- **WHAT TO WORK ON**
Without the pictures, reproduce the records that follow exactly.

- **WORKING DATA**

** Start **

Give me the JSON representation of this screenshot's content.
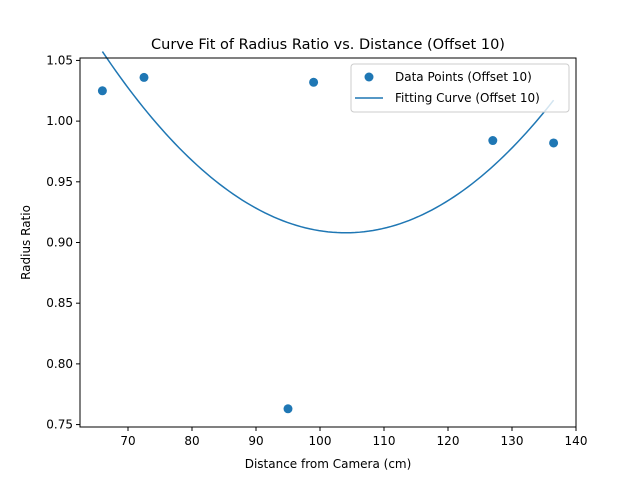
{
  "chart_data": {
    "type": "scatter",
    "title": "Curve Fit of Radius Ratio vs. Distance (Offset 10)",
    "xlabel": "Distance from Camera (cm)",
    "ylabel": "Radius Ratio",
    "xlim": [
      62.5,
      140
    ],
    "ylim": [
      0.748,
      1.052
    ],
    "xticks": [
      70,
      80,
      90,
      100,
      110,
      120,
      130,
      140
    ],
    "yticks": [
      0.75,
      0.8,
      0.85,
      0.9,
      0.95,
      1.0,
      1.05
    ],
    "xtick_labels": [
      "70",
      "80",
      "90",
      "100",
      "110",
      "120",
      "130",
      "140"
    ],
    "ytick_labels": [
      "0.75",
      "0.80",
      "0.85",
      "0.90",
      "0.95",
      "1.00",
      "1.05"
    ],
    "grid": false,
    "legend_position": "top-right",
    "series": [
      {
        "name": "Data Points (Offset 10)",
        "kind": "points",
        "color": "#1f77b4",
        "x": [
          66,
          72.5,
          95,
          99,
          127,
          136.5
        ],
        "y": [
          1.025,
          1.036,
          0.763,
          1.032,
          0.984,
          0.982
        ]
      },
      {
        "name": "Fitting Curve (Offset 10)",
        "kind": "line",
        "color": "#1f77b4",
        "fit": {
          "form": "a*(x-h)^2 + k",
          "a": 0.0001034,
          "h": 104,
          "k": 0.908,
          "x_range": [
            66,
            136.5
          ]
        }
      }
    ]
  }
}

** End **

- **EXERCISE OUTPUT**
Give me the JSON representation of this screenshot's content.
{
  "chart_data": {
    "type": "scatter",
    "title": "Curve Fit of Radius Ratio vs. Distance (Offset 10)",
    "xlabel": "Distance from Camera (cm)",
    "ylabel": "Radius Ratio",
    "xlim": [
      62.5,
      140
    ],
    "ylim": [
      0.748,
      1.052
    ],
    "xticks": [
      70,
      80,
      90,
      100,
      110,
      120,
      130,
      140
    ],
    "yticks": [
      0.75,
      0.8,
      0.85,
      0.9,
      0.95,
      1.0,
      1.05
    ],
    "xtick_labels": [
      "70",
      "80",
      "90",
      "100",
      "110",
      "120",
      "130",
      "140"
    ],
    "ytick_labels": [
      "0.75",
      "0.80",
      "0.85",
      "0.90",
      "0.95",
      "1.00",
      "1.05"
    ],
    "grid": false,
    "legend_position": "top-right",
    "series": [
      {
        "name": "Data Points (Offset 10)",
        "kind": "points",
        "color": "#1f77b4",
        "x": [
          66,
          72.5,
          95,
          99,
          127,
          136.5
        ],
        "y": [
          1.025,
          1.036,
          0.763,
          1.032,
          0.984,
          0.982
        ]
      },
      {
        "name": "Fitting Curve (Offset 10)",
        "kind": "line",
        "color": "#1f77b4",
        "fit": {
          "form": "a*(x-h)^2 + k",
          "a": 0.0001034,
          "h": 104,
          "k": 0.908,
          "x_range": [
            66,
            136.5
          ]
        }
      }
    ]
  }
}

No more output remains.